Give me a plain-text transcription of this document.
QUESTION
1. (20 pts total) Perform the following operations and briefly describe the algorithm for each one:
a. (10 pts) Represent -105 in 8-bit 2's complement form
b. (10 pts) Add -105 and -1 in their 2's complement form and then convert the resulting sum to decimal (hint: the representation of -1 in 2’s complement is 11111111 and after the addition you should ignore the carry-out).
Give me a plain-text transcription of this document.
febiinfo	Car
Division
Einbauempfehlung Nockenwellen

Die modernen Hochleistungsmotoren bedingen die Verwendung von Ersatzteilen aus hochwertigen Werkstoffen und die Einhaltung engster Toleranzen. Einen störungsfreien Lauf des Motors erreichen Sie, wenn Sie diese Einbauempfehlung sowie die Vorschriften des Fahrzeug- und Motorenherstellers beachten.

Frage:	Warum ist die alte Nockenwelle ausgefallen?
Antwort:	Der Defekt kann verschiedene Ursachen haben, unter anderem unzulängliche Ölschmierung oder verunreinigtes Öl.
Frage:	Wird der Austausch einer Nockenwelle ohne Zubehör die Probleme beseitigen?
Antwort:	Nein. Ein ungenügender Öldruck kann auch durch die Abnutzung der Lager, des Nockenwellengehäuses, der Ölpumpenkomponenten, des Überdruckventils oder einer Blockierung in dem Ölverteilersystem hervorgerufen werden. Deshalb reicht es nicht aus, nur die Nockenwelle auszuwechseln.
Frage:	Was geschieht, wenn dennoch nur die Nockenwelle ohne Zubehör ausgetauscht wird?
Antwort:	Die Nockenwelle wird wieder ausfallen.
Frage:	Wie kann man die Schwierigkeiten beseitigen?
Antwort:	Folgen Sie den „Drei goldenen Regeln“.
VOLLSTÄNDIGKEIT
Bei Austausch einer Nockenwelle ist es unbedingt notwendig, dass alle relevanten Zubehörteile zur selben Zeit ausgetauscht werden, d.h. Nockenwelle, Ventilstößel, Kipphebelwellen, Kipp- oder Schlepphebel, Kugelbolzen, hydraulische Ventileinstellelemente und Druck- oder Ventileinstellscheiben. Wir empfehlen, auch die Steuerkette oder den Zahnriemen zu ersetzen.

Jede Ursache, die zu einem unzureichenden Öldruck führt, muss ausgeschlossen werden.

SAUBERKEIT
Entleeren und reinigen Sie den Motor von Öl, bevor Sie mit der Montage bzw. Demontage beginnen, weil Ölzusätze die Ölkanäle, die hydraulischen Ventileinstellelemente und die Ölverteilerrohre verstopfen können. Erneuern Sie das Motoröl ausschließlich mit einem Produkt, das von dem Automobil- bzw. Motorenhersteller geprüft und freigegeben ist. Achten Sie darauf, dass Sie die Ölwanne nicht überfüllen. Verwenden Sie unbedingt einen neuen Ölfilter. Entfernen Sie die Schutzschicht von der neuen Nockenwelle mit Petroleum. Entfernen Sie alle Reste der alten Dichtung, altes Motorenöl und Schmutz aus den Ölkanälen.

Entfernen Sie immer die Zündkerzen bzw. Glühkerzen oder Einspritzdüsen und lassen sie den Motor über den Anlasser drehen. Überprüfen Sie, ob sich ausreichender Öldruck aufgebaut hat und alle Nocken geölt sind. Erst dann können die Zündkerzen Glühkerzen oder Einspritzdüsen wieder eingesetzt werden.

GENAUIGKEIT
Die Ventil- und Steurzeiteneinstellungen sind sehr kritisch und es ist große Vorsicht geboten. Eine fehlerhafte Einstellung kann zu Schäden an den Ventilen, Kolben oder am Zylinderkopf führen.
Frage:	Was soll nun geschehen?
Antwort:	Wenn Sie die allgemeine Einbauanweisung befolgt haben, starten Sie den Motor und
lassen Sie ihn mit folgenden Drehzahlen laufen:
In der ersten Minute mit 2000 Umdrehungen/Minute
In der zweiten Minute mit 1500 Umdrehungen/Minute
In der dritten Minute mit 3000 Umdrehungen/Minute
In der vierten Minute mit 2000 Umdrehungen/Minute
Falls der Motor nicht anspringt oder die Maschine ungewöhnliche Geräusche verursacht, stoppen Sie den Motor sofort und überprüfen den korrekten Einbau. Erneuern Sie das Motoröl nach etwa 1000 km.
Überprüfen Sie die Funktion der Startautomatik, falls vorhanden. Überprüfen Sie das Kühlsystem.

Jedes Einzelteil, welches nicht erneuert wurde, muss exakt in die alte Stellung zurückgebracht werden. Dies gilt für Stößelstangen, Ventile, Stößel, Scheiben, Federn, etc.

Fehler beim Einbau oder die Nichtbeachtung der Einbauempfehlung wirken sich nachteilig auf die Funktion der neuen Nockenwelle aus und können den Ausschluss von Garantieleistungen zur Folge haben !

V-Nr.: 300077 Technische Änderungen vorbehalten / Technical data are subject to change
********************
Transcribe every record above exactly as it appears.

Written reply:
Give me a plain-text transcription of this document.
QUESTION
1. (20 pts total) Perform the following operations and briefly describe the algorithm for each one:
a. (10 pts) Represent -105 in 8-bit 2's complement form
b. (10 pts) Add -105 and -1 in their 2's complement form and then convert the resulting sum to decimal (hint: the representation of -1 in 2’s complement is 11111111 and after the addition you should ignore the carry-out).
Give me a plain-text transcription of this document.
febiinfo	Car
Division
Einbauempfehlung Nockenwellen

Die modernen Hochleistungsmotoren bedingen die Verwendung von Ersatzteilen aus hochwertigen Werkstoffen und die Einhaltung engster Toleranzen. Einen störungsfreien Lauf des Motors erreichen Sie, wenn Sie diese Einbauempfehlung sowie die Vorschriften des Fahrzeug- und Motorenherstellers beachten.

Frage:	Warum ist die alte Nockenwelle ausgefallen?
Antwort:	Der Defekt kann verschiedene Ursachen haben, unter anderem unzulängliche Ölschmierung oder verunreinigtes Öl.
Frage:	Wird der Austausch einer Nockenwelle ohne Zubehör die Probleme beseitigen?
Antwort:	Nein. Ein ungenügender Öldruck kann auch durch die Abnutzung der Lager, des Nockenwellengehäuses, der Ölpumpenkomponenten, des Überdruckventils oder einer Blockierung in dem Ölverteilersystem hervorgerufen werden. Deshalb reicht es nicht aus, nur die Nockenwelle auszuwechseln.
Frage:	Was geschieht, wenn dennoch nur die Nockenwelle ohne Zubehör ausgetauscht wird?
Antwort:	Die Nockenwelle wird wieder ausfallen.
Frage:	Wie kann man die Schwierigkeiten beseitigen?
Antwort:	Folgen Sie den „Drei goldenen Regeln“.
VOLLSTÄNDIGKEIT
Bei Austausch einer Nockenwelle ist es unbedingt notwendig, dass alle relevanten Zubehörteile zur selben Zeit ausgetauscht werden, d.h. Nockenwelle, Ventilstößel, Kipphebelwellen, Kipp- oder Schlepphebel, Kugelbolzen, hydraulische Ventileinstellelemente und Druck- oder Ventileinstellscheiben. Wir empfehlen, auch die Steuerkette oder den Zahnriemen zu ersetzen.

Jede Ursache, die zu einem unzureichenden Öldruck führt, muss ausgeschlossen werden.

SAUBERKEIT
Entleeren und reinigen Sie den Motor von Öl, bevor Sie mit der Montage bzw. Demontage beginnen, weil Ölzusätze die Ölkanäle, die hydraulischen Ventileinstellelemente und die Ölverteilerrohre verstopfen können. Erneuern Sie das Motoröl ausschließlich mit einem Produkt, das von dem Automobil- bzw. Motorenhersteller geprüft und freigegeben ist. Achten Sie darauf, dass Sie die Ölwanne nicht überfüllen. Verwenden Sie unbedingt einen neuen Ölfilter. Entfernen Sie die Schutzschicht von der neuen Nockenwelle mit Petroleum. Entfernen Sie alle Reste der alten Dichtung, altes Motorenöl und Schmutz aus den Ölkanälen.

Entfernen Sie immer die Zündkerzen bzw. Glühkerzen oder Einspritzdüsen und lassen sie den Motor über den Anlasser drehen. Überprüfen Sie, ob sich ausreichender Öldruck aufgebaut hat und alle Nocken geölt sind. Erst dann können die Zündkerzen Glühkerzen oder Einspritzdüsen wieder eingesetzt werden.

GENAUIGKEIT
Die Ventil- und Steurzeiteneinstellungen sind sehr kritisch und es ist große Vorsicht geboten. Eine fehlerhafte Einstellung kann zu Schäden an den Ventilen, Kolben oder am Zylinderkopf führen.
Frage:	Was soll nun geschehen?
Antwort:	Wenn Sie die allgemeine Einbauanweisung befolgt haben, starten Sie den Motor und
lassen Sie ihn mit folgenden Drehzahlen laufen:
In der ersten Minute mit 2000 Umdrehungen/Minute
In der zweiten Minute mit 1500 Umdrehungen/Minute
In der dritten Minute mit 3000 Umdrehungen/Minute
In der vierten Minute mit 2000 Umdrehungen/Minute
Falls der Motor nicht anspringt oder die Maschine ungewöhnliche Geräusche verursacht, stoppen Sie den Motor sofort und überprüfen den korrekten Einbau. Erneuern Sie das Motoröl nach etwa 1000 km.
Überprüfen Sie die Funktion der Startautomatik, falls vorhanden. Überprüfen Sie das Kühlsystem.

Jedes Einzelteil, welches nicht erneuert wurde, muss exakt in die alte Stellung zurückgebracht werden. Dies gilt für Stößelstangen, Ventile, Stößel, Scheiben, Federn, etc.

Fehler beim Einbau oder die Nichtbeachtung der Einbauempfehlung wirken sich nachteilig auf die Funktion der neuen Nockenwelle aus und können den Ausschluss von Garantieleistungen zur Folge haben !

V-Nr.: 300077 Technische Änderungen vorbehalten / Technical data are subject to change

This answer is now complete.